*Stated exercise:* Output the material below in full, exactly as it is.

'''

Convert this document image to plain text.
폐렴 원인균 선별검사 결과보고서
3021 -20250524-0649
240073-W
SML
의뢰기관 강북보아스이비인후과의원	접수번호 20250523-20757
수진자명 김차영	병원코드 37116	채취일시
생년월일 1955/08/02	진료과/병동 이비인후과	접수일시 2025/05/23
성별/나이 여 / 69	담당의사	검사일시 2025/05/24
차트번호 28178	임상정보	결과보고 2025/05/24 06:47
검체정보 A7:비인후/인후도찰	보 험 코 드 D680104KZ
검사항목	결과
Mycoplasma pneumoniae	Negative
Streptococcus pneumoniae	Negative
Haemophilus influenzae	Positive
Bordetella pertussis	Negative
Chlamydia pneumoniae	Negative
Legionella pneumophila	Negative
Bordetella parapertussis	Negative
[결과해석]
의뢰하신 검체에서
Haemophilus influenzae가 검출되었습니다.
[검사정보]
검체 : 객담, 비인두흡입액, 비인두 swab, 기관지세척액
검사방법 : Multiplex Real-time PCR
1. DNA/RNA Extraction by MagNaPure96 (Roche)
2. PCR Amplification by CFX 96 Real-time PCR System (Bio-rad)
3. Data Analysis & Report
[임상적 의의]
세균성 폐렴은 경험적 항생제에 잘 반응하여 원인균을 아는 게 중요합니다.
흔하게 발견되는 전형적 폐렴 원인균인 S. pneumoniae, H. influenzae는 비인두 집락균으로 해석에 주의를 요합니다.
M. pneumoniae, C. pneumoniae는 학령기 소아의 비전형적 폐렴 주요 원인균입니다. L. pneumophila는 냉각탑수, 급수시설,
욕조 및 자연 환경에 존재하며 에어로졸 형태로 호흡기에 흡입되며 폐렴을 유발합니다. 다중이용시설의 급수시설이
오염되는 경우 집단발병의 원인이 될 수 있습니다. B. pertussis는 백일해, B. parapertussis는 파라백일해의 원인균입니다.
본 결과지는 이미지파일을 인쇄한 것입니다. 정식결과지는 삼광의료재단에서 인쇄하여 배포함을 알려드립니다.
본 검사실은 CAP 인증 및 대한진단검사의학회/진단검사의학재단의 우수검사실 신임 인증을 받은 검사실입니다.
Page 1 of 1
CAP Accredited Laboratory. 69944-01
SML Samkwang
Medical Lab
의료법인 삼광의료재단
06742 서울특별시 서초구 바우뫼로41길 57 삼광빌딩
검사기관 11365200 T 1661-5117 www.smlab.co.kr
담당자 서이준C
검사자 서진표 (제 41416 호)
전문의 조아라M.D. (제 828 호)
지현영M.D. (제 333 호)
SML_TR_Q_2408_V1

'''

*Response to this task:*
Convert this document image to plain text.
폐렴 원인균 선별검사 결과보고서
3021 -20250524-0649
240073-W
SML
의뢰기관 강북보아스이비인후과의원	접수번호 20250523-20757
수진자명 김차영	병원코드 37116	채취일시
생년월일 1955/08/02	진료과/병동 이비인후과	접수일시 2025/05/23
성별/나이 여 / 69	담당의사	검사일시 2025/05/24
차트번호 28178	임상정보	결과보고 2025/05/24 06:47
검체정보 A7:비인후/인후도찰	보 험 코 드 D680104KZ
검사항목	결과
Mycoplasma pneumoniae	Negative
Streptococcus pneumoniae	Negative
Haemophilus influenzae	Positive
Bordetella pertussis	Negative
Chlamydia pneumoniae	Negative
Legionella pneumophila	Negative
Bordetella parapertussis	Negative
[결과해석]
의뢰하신 검체에서
Haemophilus influenzae가 검출되었습니다.
[검사정보]
검체 : 객담, 비인두흡입액, 비인두 swab, 기관지세척액
검사방법 : Multiplex Real-time PCR
1. DNA/RNA Extraction by MagNaPure96 (Roche)
2. PCR Amplification by CFX 96 Real-time PCR System (Bio-rad)
3. Data Analysis & Report
[임상적 의의]
세균성 폐렴은 경험적 항생제에 잘 반응하여 원인균을 아는 게 중요합니다.
흔하게 발견되는 전형적 폐렴 원인균인 S. pneumoniae, H. influenzae는 비인두 집락균으로 해석에 주의를 요합니다.
M. pneumoniae, C. pneumoniae는 학령기 소아의 비전형적 폐렴 주요 원인균입니다. L. pneumophila는 냉각탑수, 급수시설,
욕조 및 자연 환경에 존재하며 에어로졸 형태로 호흡기에 흡입되며 폐렴을 유발합니다. 다중이용시설의 급수시설이
오염되는 경우 집단발병의 원인이 될 수 있습니다. B. pertussis는 백일해, B. parapertussis는 파라백일해의 원인균입니다.
본 결과지는 이미지파일을 인쇄한 것입니다. 정식결과지는 삼광의료재단에서 인쇄하여 배포함을 알려드립니다.
본 검사실은 CAP 인증 및 대한진단검사의학회/진단검사의학재단의 우수검사실 신임 인증을 받은 검사실입니다.
Page 1 of 1
CAP Accredited Laboratory. 69944-01
SML Samkwang
Medical Lab
의료법인 삼광의료재단
06742 서울특별시 서초구 바우뫼로41길 57 삼광빌딩
검사기관 11365200 T 1661-5117 www.smlab.co.kr
담당자 서이준C
검사자 서진표 (제 41416 호)
전문의 조아라M.D. (제 828 호)
지현영M.D. (제 333 호)
SML_TR_Q_2408_V1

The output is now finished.